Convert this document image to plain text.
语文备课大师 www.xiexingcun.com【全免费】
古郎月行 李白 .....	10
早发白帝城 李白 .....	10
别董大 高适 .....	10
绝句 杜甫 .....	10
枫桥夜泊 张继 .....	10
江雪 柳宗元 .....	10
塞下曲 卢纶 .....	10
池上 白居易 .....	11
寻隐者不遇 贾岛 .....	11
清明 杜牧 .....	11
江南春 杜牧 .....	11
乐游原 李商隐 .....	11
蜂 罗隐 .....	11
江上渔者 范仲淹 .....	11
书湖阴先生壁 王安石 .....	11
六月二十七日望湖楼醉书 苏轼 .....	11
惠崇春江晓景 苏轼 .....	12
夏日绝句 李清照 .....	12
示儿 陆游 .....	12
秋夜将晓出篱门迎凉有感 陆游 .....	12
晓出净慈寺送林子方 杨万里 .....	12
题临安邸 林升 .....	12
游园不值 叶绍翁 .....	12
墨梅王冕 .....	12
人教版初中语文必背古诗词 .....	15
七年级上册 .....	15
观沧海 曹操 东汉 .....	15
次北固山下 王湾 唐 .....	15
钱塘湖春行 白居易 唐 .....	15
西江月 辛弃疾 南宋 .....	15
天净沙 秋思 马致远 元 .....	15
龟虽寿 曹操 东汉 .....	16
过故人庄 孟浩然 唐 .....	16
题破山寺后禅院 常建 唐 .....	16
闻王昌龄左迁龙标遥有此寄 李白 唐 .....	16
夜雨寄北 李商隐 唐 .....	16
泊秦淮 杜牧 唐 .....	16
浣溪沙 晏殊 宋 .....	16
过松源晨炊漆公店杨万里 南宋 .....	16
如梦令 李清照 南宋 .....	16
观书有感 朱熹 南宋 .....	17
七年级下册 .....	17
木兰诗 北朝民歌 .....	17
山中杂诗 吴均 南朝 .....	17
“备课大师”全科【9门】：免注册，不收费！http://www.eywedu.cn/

------------------------------------------------------------

EXERCISE PROMPT. Extract all the material, leaving every line as it is.

REPLY TO THE TASK.
Convert this document image to plain text.
语文备课大师 www.xiexingcun.com【全免费】
古郎月行 李白 .....	10
早发白帝城 李白 .....	10
别董大 高适 .....	10
绝句 杜甫 .....	10
枫桥夜泊 张继 .....	10
江雪 柳宗元 .....	10
塞下曲 卢纶 .....	10
池上 白居易 .....	11
寻隐者不遇 贾岛 .....	11
清明 杜牧 .....	11
江南春 杜牧 .....	11
乐游原 李商隐 .....	11
蜂 罗隐 .....	11
江上渔者 范仲淹 .....	11
书湖阴先生壁 王安石 .....	11
六月二十七日望湖楼醉书 苏轼 .....	11
惠崇春江晓景 苏轼 .....	12
夏日绝句 李清照 .....	12
示儿 陆游 .....	12
秋夜将晓出篱门迎凉有感 陆游 .....	12
晓出净慈寺送林子方 杨万里 .....	12
题临安邸 林升 .....	12
游园不值 叶绍翁 .....	12
墨梅王冕 .....	12
人教版初中语文必背古诗词 .....	15
七年级上册 .....	15
观沧海 曹操 东汉 .....	15
次北固山下 王湾 唐 .....	15
钱塘湖春行 白居易 唐 .....	15
西江月 辛弃疾 南宋 .....	15
天净沙 秋思 马致远 元 .....	15
龟虽寿 曹操 东汉 .....	16
过故人庄 孟浩然 唐 .....	16
题破山寺后禅院 常建 唐 .....	16
闻王昌龄左迁龙标遥有此寄 李白 唐 .....	16
夜雨寄北 李商隐 唐 .....	16
泊秦淮 杜牧 唐 .....	16
浣溪沙 晏殊 宋 .....	16
过松源晨炊漆公店杨万里 南宋 .....	16
如梦令 李清照 南宋 .....	16
观书有感 朱熹 南宋 .....	17
七年级下册 .....	17
木兰诗 北朝民歌 .....	17
山中杂诗 吴均 南朝 .....	17
“备课大师”全科【9门】：免注册，不收费！http://www.eywedu.cn/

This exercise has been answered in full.